◆ **WRITTEN EXERCISE**:
Report the count of lines that carry the string "this", and add nothing.

─── GIVEN DATA

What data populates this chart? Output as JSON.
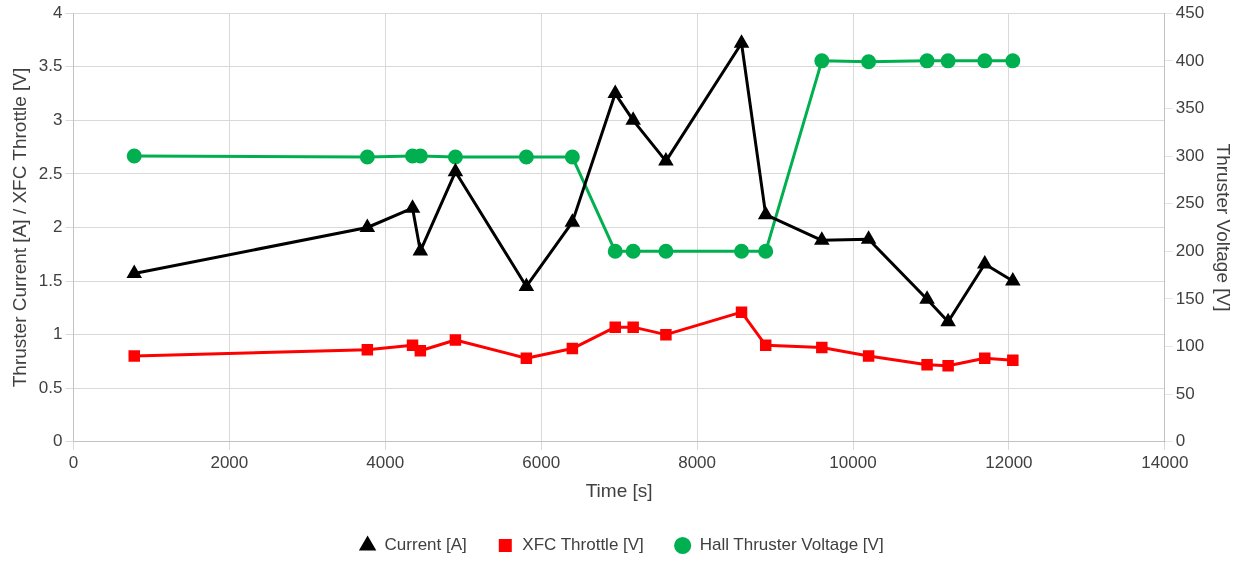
{
  "chart_data": {
    "type": "line",
    "xlabel": "Time [s]",
    "ylabel": "Thruster Current [A] / XFC Throttle [V]",
    "y2label": "Thruster Voltage [V]",
    "x": [
      780,
      3770,
      4350,
      4450,
      4900,
      5810,
      6400,
      6950,
      7180,
      7600,
      8570,
      8880,
      9600,
      10200,
      10950,
      11220,
      11690,
      12050
    ],
    "series": [
      {
        "name": "Current [A]",
        "color": "#000000",
        "marker": "triangle",
        "values": [
          1.57,
          2.0,
          2.18,
          1.78,
          2.52,
          1.45,
          2.05,
          3.25,
          3.0,
          2.62,
          3.72,
          2.12,
          1.88,
          1.89,
          1.33,
          1.12,
          1.66,
          1.5
        ]
      },
      {
        "name": "XFC Throttle [V]",
        "color": "#ff0000",
        "marker": "square",
        "values": [
          0.8,
          0.86,
          0.9,
          0.85,
          0.95,
          0.78,
          0.87,
          1.07,
          1.07,
          1.0,
          1.21,
          0.9,
          0.88,
          0.8,
          0.72,
          0.71,
          0.78,
          0.76
        ]
      },
      {
        "name": "Hall Thruster Voltage [V]",
        "color": "#00b050",
        "marker": "circle",
        "axis": "y2",
        "values": [
          300,
          299,
          300,
          300,
          299,
          299,
          299,
          200,
          200,
          200,
          200,
          200,
          400,
          399,
          400,
          400,
          400,
          400
        ]
      }
    ],
    "xlim": [
      0,
      14000
    ],
    "xticks": [
      0,
      2000,
      4000,
      6000,
      8000,
      10000,
      12000,
      14000
    ],
    "ylim": [
      0,
      4
    ],
    "yticks": [
      0,
      0.5,
      1,
      1.5,
      2,
      2.5,
      3,
      3.5,
      4
    ],
    "y2lim": [
      0,
      450
    ],
    "y2ticks": [
      0,
      50,
      100,
      150,
      200,
      250,
      300,
      350,
      400,
      450
    ],
    "grid": true,
    "legend": "bottom"
  }
}
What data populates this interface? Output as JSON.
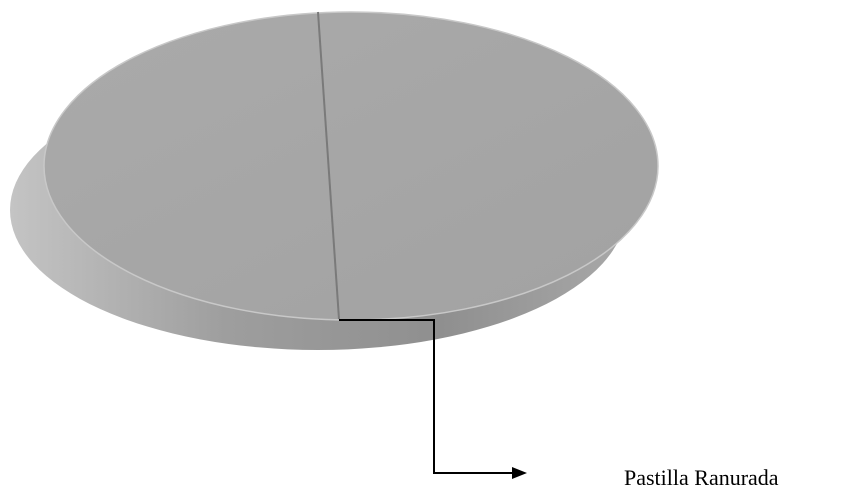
{
  "diagram": {
    "callout_label": "Pastilla Ranurada"
  },
  "colors": {
    "tablet_top": "#a6a6a6",
    "tablet_side_light": "#bdbdbd",
    "tablet_side_dark": "#8c8c8c",
    "score_line": "#7a7a7a",
    "leader_line": "#000000",
    "background": "#ffffff"
  }
}
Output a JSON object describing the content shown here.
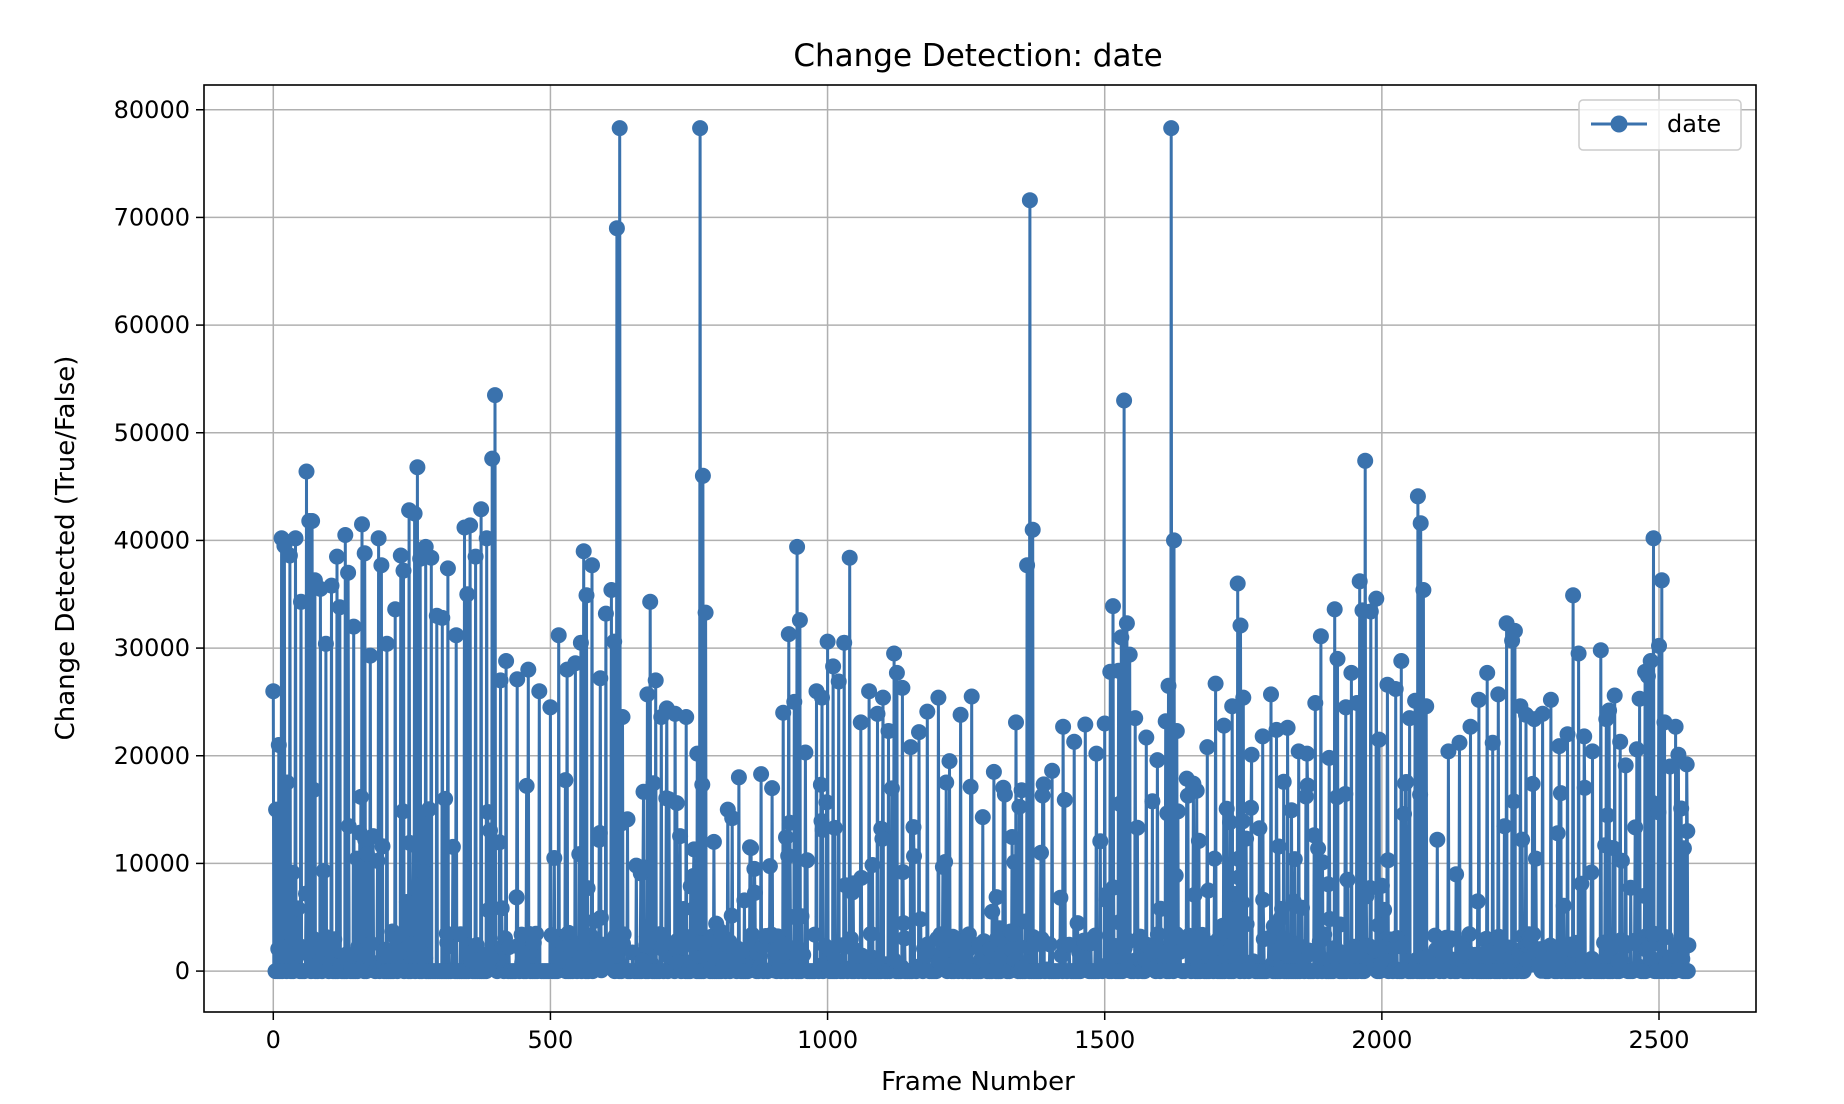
{
  "chart_data": {
    "type": "line",
    "title": "Change Detection: date",
    "xlabel": "Frame Number",
    "ylabel": "Change Detected (True/False)",
    "xlim": [
      -125,
      2675
    ],
    "ylim": [
      -3800,
      82300
    ],
    "xticks": [
      0,
      500,
      1000,
      1500,
      2000,
      2500
    ],
    "yticks": [
      0,
      10000,
      20000,
      30000,
      40000,
      50000,
      60000,
      70000,
      80000
    ],
    "grid": true,
    "legend_position": "top-right",
    "marker": "circle",
    "color": "#3a72ad",
    "series": [
      {
        "name": "date",
        "x_range": [
          0,
          2550
        ],
        "frame_step": 5,
        "peaks": [
          [
            0,
            26000
          ],
          [
            5,
            15000
          ],
          [
            10,
            21000
          ],
          [
            15,
            40200
          ],
          [
            20,
            39500
          ],
          [
            30,
            38600
          ],
          [
            40,
            40200
          ],
          [
            50,
            34300
          ],
          [
            60,
            46400
          ],
          [
            65,
            41800
          ],
          [
            70,
            41800
          ],
          [
            75,
            36300
          ],
          [
            85,
            35500
          ],
          [
            95,
            30400
          ],
          [
            105,
            35800
          ],
          [
            115,
            38500
          ],
          [
            120,
            33800
          ],
          [
            130,
            40500
          ],
          [
            135,
            37000
          ],
          [
            145,
            32000
          ],
          [
            160,
            41500
          ],
          [
            165,
            38800
          ],
          [
            175,
            29300
          ],
          [
            190,
            40200
          ],
          [
            195,
            37700
          ],
          [
            205,
            30400
          ],
          [
            220,
            33600
          ],
          [
            230,
            38600
          ],
          [
            235,
            37200
          ],
          [
            245,
            42800
          ],
          [
            255,
            42500
          ],
          [
            260,
            46800
          ],
          [
            265,
            38300
          ],
          [
            275,
            39400
          ],
          [
            285,
            38400
          ],
          [
            295,
            33000
          ],
          [
            305,
            32800
          ],
          [
            315,
            37400
          ],
          [
            330,
            31200
          ],
          [
            345,
            41200
          ],
          [
            350,
            35000
          ],
          [
            355,
            41400
          ],
          [
            365,
            38500
          ],
          [
            375,
            42900
          ],
          [
            385,
            40200
          ],
          [
            395,
            47600
          ],
          [
            400,
            53500
          ],
          [
            410,
            27000
          ],
          [
            420,
            28800
          ],
          [
            440,
            27100
          ],
          [
            460,
            28000
          ],
          [
            480,
            26000
          ],
          [
            500,
            24500
          ],
          [
            515,
            31200
          ],
          [
            530,
            28000
          ],
          [
            545,
            28600
          ],
          [
            555,
            30500
          ],
          [
            560,
            39000
          ],
          [
            565,
            34900
          ],
          [
            575,
            37700
          ],
          [
            590,
            27200
          ],
          [
            600,
            33200
          ],
          [
            610,
            35400
          ],
          [
            615,
            30600
          ],
          [
            620,
            69000
          ],
          [
            625,
            78300
          ],
          [
            630,
            23600
          ],
          [
            655,
            9800
          ],
          [
            675,
            25700
          ],
          [
            680,
            34300
          ],
          [
            690,
            27000
          ],
          [
            700,
            23600
          ],
          [
            710,
            24400
          ],
          [
            725,
            23900
          ],
          [
            745,
            23600
          ],
          [
            765,
            20200
          ],
          [
            770,
            78300
          ],
          [
            775,
            46000
          ],
          [
            780,
            33300
          ],
          [
            795,
            12000
          ],
          [
            820,
            15000
          ],
          [
            840,
            18000
          ],
          [
            860,
            11500
          ],
          [
            880,
            18300
          ],
          [
            900,
            17000
          ],
          [
            920,
            24000
          ],
          [
            930,
            31300
          ],
          [
            940,
            25000
          ],
          [
            945,
            39400
          ],
          [
            950,
            32600
          ],
          [
            960,
            20300
          ],
          [
            980,
            26000
          ],
          [
            990,
            25400
          ],
          [
            1000,
            30600
          ],
          [
            1010,
            28300
          ],
          [
            1020,
            26900
          ],
          [
            1030,
            30500
          ],
          [
            1040,
            38400
          ],
          [
            1060,
            23100
          ],
          [
            1075,
            26000
          ],
          [
            1090,
            23900
          ],
          [
            1100,
            25400
          ],
          [
            1110,
            22300
          ],
          [
            1120,
            29500
          ],
          [
            1125,
            27700
          ],
          [
            1135,
            26300
          ],
          [
            1150,
            20800
          ],
          [
            1165,
            22200
          ],
          [
            1180,
            24100
          ],
          [
            1200,
            25400
          ],
          [
            1220,
            19500
          ],
          [
            1240,
            23800
          ],
          [
            1260,
            25500
          ],
          [
            1280,
            14300
          ],
          [
            1300,
            18500
          ],
          [
            1320,
            16400
          ],
          [
            1340,
            23100
          ],
          [
            1350,
            16800
          ],
          [
            1360,
            37700
          ],
          [
            1365,
            71600
          ],
          [
            1370,
            41000
          ],
          [
            1385,
            11000
          ],
          [
            1405,
            18600
          ],
          [
            1425,
            22700
          ],
          [
            1445,
            21300
          ],
          [
            1465,
            22900
          ],
          [
            1485,
            20200
          ],
          [
            1500,
            23000
          ],
          [
            1510,
            27800
          ],
          [
            1515,
            33900
          ],
          [
            1525,
            27900
          ],
          [
            1530,
            31000
          ],
          [
            1535,
            53000
          ],
          [
            1540,
            32300
          ],
          [
            1545,
            29400
          ],
          [
            1555,
            23500
          ],
          [
            1575,
            21700
          ],
          [
            1595,
            19600
          ],
          [
            1610,
            23200
          ],
          [
            1615,
            26500
          ],
          [
            1620,
            78300
          ],
          [
            1625,
            40000
          ],
          [
            1630,
            22300
          ],
          [
            1650,
            16300
          ],
          [
            1670,
            12100
          ],
          [
            1685,
            20800
          ],
          [
            1700,
            26700
          ],
          [
            1715,
            22800
          ],
          [
            1730,
            24600
          ],
          [
            1740,
            36000
          ],
          [
            1745,
            32100
          ],
          [
            1750,
            25400
          ],
          [
            1765,
            20100
          ],
          [
            1785,
            21800
          ],
          [
            1800,
            25700
          ],
          [
            1810,
            22400
          ],
          [
            1830,
            22600
          ],
          [
            1850,
            20400
          ],
          [
            1865,
            20200
          ],
          [
            1880,
            24900
          ],
          [
            1890,
            31100
          ],
          [
            1905,
            19800
          ],
          [
            1915,
            33600
          ],
          [
            1920,
            29000
          ],
          [
            1935,
            24500
          ],
          [
            1945,
            27700
          ],
          [
            1955,
            24900
          ],
          [
            1960,
            36200
          ],
          [
            1965,
            33500
          ],
          [
            1970,
            47400
          ],
          [
            1980,
            33400
          ],
          [
            1990,
            34600
          ],
          [
            1995,
            21500
          ],
          [
            2010,
            26600
          ],
          [
            2025,
            26200
          ],
          [
            2035,
            28800
          ],
          [
            2050,
            23500
          ],
          [
            2060,
            25100
          ],
          [
            2065,
            44100
          ],
          [
            2070,
            41600
          ],
          [
            2075,
            35400
          ],
          [
            2080,
            24600
          ],
          [
            2100,
            12200
          ],
          [
            2120,
            20400
          ],
          [
            2140,
            21200
          ],
          [
            2160,
            22700
          ],
          [
            2175,
            25200
          ],
          [
            2190,
            27700
          ],
          [
            2200,
            21200
          ],
          [
            2210,
            25700
          ],
          [
            2225,
            32300
          ],
          [
            2235,
            30700
          ],
          [
            2240,
            31600
          ],
          [
            2250,
            24600
          ],
          [
            2260,
            23800
          ],
          [
            2275,
            23400
          ],
          [
            2290,
            23900
          ],
          [
            2305,
            25200
          ],
          [
            2320,
            20900
          ],
          [
            2335,
            22000
          ],
          [
            2345,
            34900
          ],
          [
            2355,
            29500
          ],
          [
            2365,
            21800
          ],
          [
            2380,
            20400
          ],
          [
            2395,
            29800
          ],
          [
            2405,
            23400
          ],
          [
            2410,
            24200
          ],
          [
            2420,
            25600
          ],
          [
            2430,
            21300
          ],
          [
            2440,
            19100
          ],
          [
            2460,
            20600
          ],
          [
            2465,
            25300
          ],
          [
            2475,
            27800
          ],
          [
            2480,
            27400
          ],
          [
            2485,
            28800
          ],
          [
            2490,
            40200
          ],
          [
            2500,
            30200
          ],
          [
            2505,
            36300
          ],
          [
            2510,
            23100
          ],
          [
            2520,
            19000
          ],
          [
            2530,
            22700
          ],
          [
            2535,
            20100
          ],
          [
            2540,
            15100
          ],
          [
            2545,
            11400
          ],
          [
            2550,
            19200
          ],
          [
            2553,
            2400
          ]
        ],
        "values_note": ""
      }
    ]
  }
}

──────

◆ **ANSWER TO THE TASK**:
2